The ascendancy of DEI in higher education didn’t happen all at once. Racial preferences were first framed as “affirmative action” in the early 1960s, but were challenged in a series of court cases that culminated with the 1978 Supreme Court case, University of California v. Bakke, where the court ruled that, while racial preferences were an illegal form of discrimination, the pursuit of “diversity” may, under “strict scrutiny,” be legitimate. Thus was born the D in DEI. The court cases kept coming and so did ever more ingenious rationalizations. In 2003, the Supreme Court handed down the decision, in Grutter v. Bollinger, that enshrined the “diversity” principle in more robust law. Around the same time, diversiphiles began to speak more emphatically about “equity” and “inclusion” as necessary extensions of diversity.
Diversity gerrymandering, however, never delivered on its promises. Students admitted with lower grades and lower test scores consistently underperformed students with higher grades and higher test scores. Imagine that.
DEI is a kind of acid that dissolves whatever educational standards it encounters. Its presence in higher education has helped to lower standards for reading, writing, history and foreign-language study because these too can be obstacles for students who do not measure up under traditional standards.
Harvard, for instance, has established a “pilot program” to teach foundational algebra to students. Algebra is traditionally taught in eighth or ninth grade in the US. That one of our most elite institutions has found the need to teach remedial math – on a five-day per week schedule – is appalling.
But this decline is not inevitable and it isn’t a fact of nature. It is the result of deliberate decisions, promoted in schools of education and among teachers, to prioritize low standards of intellectual performance on the part of students. Were we to move out of the “go slow” DEI lane and on to the highway of traditional standards, everyone, including minority students, would do much better.
Another of Trump’s EOs, “Removing Barriers to American Leadership in Artificial Intelligence,” points to a route by which we can get back on track for educational achievement. Many teachers are, of course, alarmed that AI could undermine academic discipline. But AI, done right, can bypass the educationalists who swaddle their students in the banalities of “anti-racism” or the fairy tales of the 1619 Project. AI and the access it brings to great teaching may be our best hope of restoring human genius following an age of educational mediocrity. And it can cheer us all up along the way.
In the 1950 movie Summer Stock, Judy Garland performs a number which opens with six or seven dark-suited men collapsing in despair. As the last of them falls, Garland (with fedora and magnificent stockinged gams) sings:
Forget your troubles, come on get happy You better chase all your cares away Shout “hallelujah,” come on get happy Get ready for the judgment day.

◆ Supplied material

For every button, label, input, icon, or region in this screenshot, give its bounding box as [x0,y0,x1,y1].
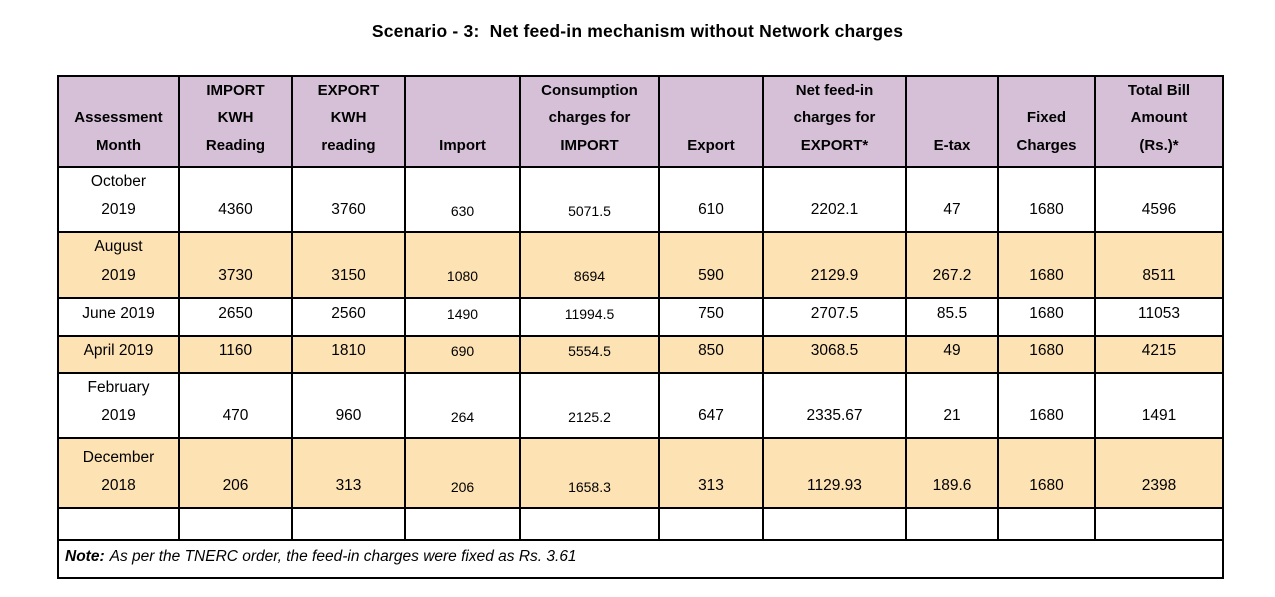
--
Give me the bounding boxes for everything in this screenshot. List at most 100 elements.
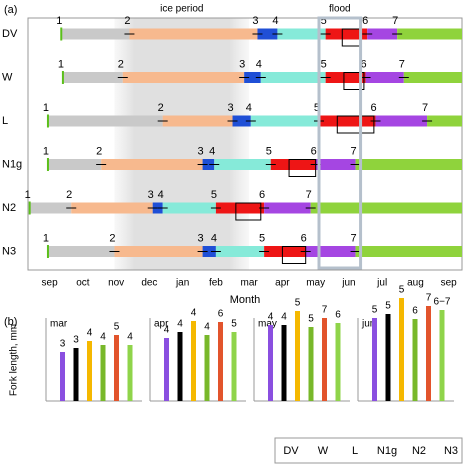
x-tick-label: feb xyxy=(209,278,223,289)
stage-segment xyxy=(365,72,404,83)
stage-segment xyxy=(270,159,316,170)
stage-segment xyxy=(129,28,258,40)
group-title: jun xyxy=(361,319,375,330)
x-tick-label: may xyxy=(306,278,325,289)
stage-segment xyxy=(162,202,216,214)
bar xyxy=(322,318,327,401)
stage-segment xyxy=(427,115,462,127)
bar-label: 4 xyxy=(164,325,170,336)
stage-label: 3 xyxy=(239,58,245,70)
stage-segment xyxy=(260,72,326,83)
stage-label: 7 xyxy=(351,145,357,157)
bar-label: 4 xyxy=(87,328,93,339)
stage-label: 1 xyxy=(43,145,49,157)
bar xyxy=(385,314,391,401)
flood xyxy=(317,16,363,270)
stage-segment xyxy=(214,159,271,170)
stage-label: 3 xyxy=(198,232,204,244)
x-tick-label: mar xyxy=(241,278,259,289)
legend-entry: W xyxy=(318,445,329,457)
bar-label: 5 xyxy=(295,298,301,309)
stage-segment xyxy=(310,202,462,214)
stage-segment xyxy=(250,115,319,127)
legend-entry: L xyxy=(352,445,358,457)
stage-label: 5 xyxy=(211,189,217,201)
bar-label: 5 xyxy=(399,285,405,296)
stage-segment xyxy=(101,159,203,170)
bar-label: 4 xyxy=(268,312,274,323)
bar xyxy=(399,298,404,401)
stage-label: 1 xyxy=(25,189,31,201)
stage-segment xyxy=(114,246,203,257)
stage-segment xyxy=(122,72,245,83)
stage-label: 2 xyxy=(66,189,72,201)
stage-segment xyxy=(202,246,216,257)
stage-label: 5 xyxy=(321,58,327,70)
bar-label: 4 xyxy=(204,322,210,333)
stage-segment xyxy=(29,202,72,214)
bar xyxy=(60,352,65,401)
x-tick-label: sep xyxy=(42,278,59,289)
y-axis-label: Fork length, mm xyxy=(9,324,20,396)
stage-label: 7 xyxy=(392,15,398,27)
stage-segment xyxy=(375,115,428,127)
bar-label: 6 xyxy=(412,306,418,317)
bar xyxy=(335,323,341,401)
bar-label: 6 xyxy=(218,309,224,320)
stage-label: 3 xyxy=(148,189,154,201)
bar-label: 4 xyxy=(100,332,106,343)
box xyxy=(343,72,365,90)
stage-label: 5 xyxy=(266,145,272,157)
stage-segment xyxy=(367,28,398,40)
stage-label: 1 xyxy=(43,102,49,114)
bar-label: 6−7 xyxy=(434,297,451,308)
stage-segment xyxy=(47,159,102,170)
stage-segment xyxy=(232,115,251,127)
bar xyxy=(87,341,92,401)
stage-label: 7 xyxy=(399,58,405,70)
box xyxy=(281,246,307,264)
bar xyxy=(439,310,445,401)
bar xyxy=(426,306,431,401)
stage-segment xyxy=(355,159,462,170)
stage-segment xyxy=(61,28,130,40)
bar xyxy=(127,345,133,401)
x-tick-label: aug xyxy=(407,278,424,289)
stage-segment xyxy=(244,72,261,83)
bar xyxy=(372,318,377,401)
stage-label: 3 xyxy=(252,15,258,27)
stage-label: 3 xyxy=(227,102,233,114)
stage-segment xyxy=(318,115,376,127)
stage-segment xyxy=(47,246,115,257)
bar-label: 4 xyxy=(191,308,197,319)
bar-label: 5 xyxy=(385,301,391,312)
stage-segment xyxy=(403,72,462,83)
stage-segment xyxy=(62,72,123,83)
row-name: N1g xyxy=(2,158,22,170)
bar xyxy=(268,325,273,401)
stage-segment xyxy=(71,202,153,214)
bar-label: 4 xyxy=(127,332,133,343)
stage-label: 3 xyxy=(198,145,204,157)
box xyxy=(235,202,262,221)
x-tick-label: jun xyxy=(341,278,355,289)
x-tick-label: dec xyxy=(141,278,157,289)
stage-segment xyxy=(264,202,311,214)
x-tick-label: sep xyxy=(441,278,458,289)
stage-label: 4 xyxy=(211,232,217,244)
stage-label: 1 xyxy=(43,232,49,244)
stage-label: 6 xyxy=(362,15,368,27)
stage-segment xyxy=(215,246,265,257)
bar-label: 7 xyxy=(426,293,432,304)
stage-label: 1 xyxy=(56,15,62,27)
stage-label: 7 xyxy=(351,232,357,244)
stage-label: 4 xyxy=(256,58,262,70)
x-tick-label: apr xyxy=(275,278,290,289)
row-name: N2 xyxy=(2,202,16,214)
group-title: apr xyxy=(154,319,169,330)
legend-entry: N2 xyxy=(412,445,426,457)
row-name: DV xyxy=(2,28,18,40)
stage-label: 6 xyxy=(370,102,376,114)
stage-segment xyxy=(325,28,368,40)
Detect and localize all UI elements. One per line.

◆ Given request 1
List the subjects for which the passage on DEI in higher education says DEI has helped lower standards.
◆ Given request 2
Repeat everything in the passage on DEI in higher education from "But this decline" down to "do much better.", word for word.

◆ Right answer 1
- Reading
- Writing
- History
- Foreign-language study

◆ Right answer 2
But this decline is not inevitable and it isn’t a fact of nature. It is the result of deliberate decisions, promoted in schools of education and among teachers, to prioritize low standards of intellectual performance on the part of students. Were we to move out of the “go slow” DEI lane and on to the highway of traditional standards, everyone, including minority students, would do much better.